> **CHALLENGE**: Copy every line in which the string "atom" occurs.
----
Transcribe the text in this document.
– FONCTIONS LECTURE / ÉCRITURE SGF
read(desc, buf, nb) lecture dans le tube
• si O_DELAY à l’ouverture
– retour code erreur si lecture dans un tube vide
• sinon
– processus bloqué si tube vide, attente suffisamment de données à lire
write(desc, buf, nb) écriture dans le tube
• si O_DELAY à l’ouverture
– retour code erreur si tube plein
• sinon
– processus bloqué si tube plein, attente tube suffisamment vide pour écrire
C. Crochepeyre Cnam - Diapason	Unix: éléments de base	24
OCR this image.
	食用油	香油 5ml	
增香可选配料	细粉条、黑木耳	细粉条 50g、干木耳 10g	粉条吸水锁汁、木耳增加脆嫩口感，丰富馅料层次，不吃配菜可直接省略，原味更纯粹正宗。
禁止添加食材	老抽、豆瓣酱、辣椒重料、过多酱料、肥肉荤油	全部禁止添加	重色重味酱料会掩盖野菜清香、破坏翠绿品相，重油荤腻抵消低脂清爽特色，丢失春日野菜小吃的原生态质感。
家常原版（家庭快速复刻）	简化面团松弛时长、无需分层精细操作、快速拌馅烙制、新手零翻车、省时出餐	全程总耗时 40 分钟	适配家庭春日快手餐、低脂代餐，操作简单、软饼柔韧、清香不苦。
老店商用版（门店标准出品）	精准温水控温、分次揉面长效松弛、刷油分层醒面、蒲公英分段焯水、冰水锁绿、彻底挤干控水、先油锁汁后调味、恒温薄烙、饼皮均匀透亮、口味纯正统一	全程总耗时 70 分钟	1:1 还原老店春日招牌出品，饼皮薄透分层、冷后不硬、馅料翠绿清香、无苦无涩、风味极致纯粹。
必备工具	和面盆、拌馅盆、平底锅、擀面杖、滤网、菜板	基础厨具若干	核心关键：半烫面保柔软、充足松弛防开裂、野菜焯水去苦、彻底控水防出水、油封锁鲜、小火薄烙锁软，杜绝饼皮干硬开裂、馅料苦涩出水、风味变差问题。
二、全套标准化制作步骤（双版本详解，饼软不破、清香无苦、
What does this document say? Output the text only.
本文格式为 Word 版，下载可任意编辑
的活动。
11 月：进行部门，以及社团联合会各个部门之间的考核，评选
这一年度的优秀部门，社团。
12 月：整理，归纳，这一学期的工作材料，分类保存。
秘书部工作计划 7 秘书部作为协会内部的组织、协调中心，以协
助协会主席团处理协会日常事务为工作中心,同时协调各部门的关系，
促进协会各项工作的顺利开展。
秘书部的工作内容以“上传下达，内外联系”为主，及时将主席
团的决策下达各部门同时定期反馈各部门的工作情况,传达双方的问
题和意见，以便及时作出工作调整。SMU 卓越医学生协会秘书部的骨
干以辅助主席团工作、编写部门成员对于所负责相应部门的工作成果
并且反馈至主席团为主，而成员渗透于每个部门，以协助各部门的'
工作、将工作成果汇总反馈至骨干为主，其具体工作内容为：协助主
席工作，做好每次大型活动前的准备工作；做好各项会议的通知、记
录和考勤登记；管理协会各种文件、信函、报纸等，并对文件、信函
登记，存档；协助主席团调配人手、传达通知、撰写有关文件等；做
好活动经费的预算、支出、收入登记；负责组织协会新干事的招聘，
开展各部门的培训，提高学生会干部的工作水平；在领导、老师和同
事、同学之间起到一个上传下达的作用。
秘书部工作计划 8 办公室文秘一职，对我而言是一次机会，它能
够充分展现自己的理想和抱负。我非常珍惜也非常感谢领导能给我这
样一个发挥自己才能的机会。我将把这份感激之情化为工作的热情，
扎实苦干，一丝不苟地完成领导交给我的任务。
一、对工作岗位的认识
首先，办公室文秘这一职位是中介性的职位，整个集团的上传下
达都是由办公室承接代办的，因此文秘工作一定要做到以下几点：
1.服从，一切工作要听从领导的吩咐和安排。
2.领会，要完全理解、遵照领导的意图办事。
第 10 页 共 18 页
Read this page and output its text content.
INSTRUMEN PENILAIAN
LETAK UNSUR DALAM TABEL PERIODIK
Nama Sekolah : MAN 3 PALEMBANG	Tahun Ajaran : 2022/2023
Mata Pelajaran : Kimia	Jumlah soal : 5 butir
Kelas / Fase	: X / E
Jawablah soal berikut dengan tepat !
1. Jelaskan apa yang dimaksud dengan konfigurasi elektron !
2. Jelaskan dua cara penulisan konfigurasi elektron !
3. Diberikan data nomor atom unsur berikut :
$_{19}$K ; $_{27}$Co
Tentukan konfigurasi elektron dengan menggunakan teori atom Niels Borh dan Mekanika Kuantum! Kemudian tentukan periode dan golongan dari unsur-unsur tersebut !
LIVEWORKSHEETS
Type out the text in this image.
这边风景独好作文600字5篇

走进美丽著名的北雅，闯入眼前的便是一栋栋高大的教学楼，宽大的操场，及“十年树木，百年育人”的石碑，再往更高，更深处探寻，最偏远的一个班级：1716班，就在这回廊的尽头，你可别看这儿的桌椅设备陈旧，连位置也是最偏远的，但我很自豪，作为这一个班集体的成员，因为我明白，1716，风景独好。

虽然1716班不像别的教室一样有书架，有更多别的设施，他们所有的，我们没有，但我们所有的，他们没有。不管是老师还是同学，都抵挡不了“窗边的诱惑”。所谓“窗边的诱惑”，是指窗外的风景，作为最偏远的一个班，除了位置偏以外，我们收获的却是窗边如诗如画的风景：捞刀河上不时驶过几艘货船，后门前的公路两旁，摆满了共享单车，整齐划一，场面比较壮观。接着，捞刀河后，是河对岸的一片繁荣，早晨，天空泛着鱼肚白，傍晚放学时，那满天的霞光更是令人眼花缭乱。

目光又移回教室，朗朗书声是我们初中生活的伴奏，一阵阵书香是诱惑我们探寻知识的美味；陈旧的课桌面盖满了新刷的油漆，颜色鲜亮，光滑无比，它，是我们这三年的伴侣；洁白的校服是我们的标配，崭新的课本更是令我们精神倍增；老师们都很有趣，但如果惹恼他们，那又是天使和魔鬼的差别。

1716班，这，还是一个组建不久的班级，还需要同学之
----
> **CORRECT ANSWER**:
3. Diberikan data nomor atom unsur berikut :
Tentukan konfigurasi elektron dengan menggunakan teori atom Niels Borh dan Mekanika Kuantum! Kemudian tentukan periode dan golongan dari unsur-unsur tersebut !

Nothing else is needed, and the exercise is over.